Saved entries:
============================================================

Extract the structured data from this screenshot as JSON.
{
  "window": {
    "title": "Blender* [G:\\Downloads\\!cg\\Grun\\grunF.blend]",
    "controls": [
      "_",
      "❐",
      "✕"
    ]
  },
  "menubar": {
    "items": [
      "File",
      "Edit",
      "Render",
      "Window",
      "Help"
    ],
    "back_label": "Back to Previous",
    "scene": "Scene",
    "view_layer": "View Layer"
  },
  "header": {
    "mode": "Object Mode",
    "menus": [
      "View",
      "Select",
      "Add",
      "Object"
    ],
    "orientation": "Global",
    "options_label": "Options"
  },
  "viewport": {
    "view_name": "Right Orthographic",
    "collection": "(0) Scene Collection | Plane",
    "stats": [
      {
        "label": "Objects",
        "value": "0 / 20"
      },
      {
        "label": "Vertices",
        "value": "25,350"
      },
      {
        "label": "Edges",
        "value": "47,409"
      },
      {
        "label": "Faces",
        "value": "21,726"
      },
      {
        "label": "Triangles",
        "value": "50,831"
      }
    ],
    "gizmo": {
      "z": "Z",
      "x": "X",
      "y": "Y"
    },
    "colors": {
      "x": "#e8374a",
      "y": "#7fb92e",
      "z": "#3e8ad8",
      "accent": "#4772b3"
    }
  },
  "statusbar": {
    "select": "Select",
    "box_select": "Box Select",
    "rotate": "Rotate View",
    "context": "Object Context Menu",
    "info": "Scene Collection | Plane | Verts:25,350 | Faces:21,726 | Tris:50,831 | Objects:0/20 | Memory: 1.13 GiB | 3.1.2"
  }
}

============================================================

• Directions for this task
Make an exact copy of the material above.

• Finished task
Extract the structured data from this screenshot as JSON.
{
  "window": {
    "title": "Blender* [G:\\Downloads\\!cg\\Grun\\grunF.blend]",
    "controls": [
      "_",
      "❐",
      "✕"
    ]
  },
  "menubar": {
    "items": [
      "File",
      "Edit",
      "Render",
      "Window",
      "Help"
    ],
    "back_label": "Back to Previous",
    "scene": "Scene",
    "view_layer": "View Layer"
  },
  "header": {
    "mode": "Object Mode",
    "menus": [
      "View",
      "Select",
      "Add",
      "Object"
    ],
    "orientation": "Global",
    "options_label": "Options"
  },
  "viewport": {
    "view_name": "Right Orthographic",
    "collection": "(0) Scene Collection | Plane",
    "stats": [
      {
        "label": "Objects",
        "value": "0 / 20"
      },
      {
        "label": "Vertices",
        "value": "25,350"
      },
      {
        "label": "Edges",
        "value": "47,409"
      },
      {
        "label": "Faces",
        "value": "21,726"
      },
      {
        "label": "Triangles",
        "value": "50,831"
      }
    ],
    "gizmo": {
      "z": "Z",
      "x": "X",
      "y": "Y"
    },
    "colors": {
      "x": "#e8374a",
      "y": "#7fb92e",
      "z": "#3e8ad8",
      "accent": "#4772b3"
    }
  },
  "statusbar": {
    "select": "Select",
    "box_select": "Box Select",
    "rotate": "Rotate View",
    "context": "Object Context Menu",
    "info": "Scene Collection | Plane | Verts:25,350 | Faces:21,726 | Tris:50,831 | Objects:0/20 | Memory: 1.13 GiB | 3.1.2"
  }
}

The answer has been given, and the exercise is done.